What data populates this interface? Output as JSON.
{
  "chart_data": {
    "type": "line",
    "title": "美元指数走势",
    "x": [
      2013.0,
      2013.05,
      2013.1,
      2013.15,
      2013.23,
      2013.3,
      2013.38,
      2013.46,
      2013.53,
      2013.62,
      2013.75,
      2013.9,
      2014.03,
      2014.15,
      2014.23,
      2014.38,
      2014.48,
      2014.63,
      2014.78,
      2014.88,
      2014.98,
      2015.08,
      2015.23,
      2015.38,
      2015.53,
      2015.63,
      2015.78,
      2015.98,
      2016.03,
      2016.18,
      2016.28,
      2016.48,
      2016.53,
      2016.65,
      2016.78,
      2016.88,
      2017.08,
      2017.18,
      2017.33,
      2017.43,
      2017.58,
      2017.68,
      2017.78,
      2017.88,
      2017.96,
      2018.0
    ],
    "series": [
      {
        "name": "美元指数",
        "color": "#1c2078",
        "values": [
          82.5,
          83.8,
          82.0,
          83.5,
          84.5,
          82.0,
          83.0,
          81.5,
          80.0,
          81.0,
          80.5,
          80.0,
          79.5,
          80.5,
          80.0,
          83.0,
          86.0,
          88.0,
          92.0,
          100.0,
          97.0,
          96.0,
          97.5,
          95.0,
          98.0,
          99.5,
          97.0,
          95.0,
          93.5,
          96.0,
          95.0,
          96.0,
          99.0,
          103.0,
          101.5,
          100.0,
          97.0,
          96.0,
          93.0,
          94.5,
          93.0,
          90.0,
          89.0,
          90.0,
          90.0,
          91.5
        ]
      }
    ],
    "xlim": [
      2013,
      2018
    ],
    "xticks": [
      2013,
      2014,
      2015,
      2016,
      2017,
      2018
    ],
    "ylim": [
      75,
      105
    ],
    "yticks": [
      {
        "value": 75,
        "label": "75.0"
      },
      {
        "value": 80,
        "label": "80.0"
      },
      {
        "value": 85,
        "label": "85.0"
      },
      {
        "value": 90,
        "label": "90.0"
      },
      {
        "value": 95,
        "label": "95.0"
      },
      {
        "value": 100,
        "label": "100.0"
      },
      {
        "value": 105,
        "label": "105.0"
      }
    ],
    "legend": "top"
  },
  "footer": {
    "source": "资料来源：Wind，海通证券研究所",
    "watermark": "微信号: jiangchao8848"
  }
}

*Aim*
Write out the entire listing exactly.

*Answer below*
What data populates this interface? Output as JSON.
{
  "chart_data": {
    "type": "line",
    "title": "美元指数走势",
    "x": [
      2013.0,
      2013.05,
      2013.1,
      2013.15,
      2013.23,
      2013.3,
      2013.38,
      2013.46,
      2013.53,
      2013.62,
      2013.75,
      2013.9,
      2014.03,
      2014.15,
      2014.23,
      2014.38,
      2014.48,
      2014.63,
      2014.78,
      2014.88,
      2014.98,
      2015.08,
      2015.23,
      2015.38,
      2015.53,
      2015.63,
      2015.78,
      2015.98,
      2016.03,
      2016.18,
      2016.28,
      2016.48,
      2016.53,
      2016.65,
      2016.78,
      2016.88,
      2017.08,
      2017.18,
      2017.33,
      2017.43,
      2017.58,
      2017.68,
      2017.78,
      2017.88,
      2017.96,
      2018.0
    ],
    "series": [
      {
        "name": "美元指数",
        "color": "#1c2078",
        "values": [
          82.5,
          83.8,
          82.0,
          83.5,
          84.5,
          82.0,
          83.0,
          81.5,
          80.0,
          81.0,
          80.5,
          80.0,
          79.5,
          80.5,
          80.0,
          83.0,
          86.0,
          88.0,
          92.0,
          100.0,
          97.0,
          96.0,
          97.5,
          95.0,
          98.0,
          99.5,
          97.0,
          95.0,
          93.5,
          96.0,
          95.0,
          96.0,
          99.0,
          103.0,
          101.5,
          100.0,
          97.0,
          96.0,
          93.0,
          94.5,
          93.0,
          90.0,
          89.0,
          90.0,
          90.0,
          91.5
        ]
      }
    ],
    "xlim": [
      2013,
      2018
    ],
    "xticks": [
      2013,
      2014,
      2015,
      2016,
      2017,
      2018
    ],
    "ylim": [
      75,
      105
    ],
    "yticks": [
      {
        "value": 75,
        "label": "75.0"
      },
      {
        "value": 80,
        "label": "80.0"
      },
      {
        "value": 85,
        "label": "85.0"
      },
      {
        "value": 90,
        "label": "90.0"
      },
      {
        "value": 95,
        "label": "95.0"
      },
      {
        "value": 100,
        "label": "100.0"
      },
      {
        "value": 105,
        "label": "105.0"
      }
    ],
    "legend": "top"
  },
  "footer": {
    "source": "资料来源：Wind，海通证券研究所",
    "watermark": "微信号: jiangchao8848"
  }
}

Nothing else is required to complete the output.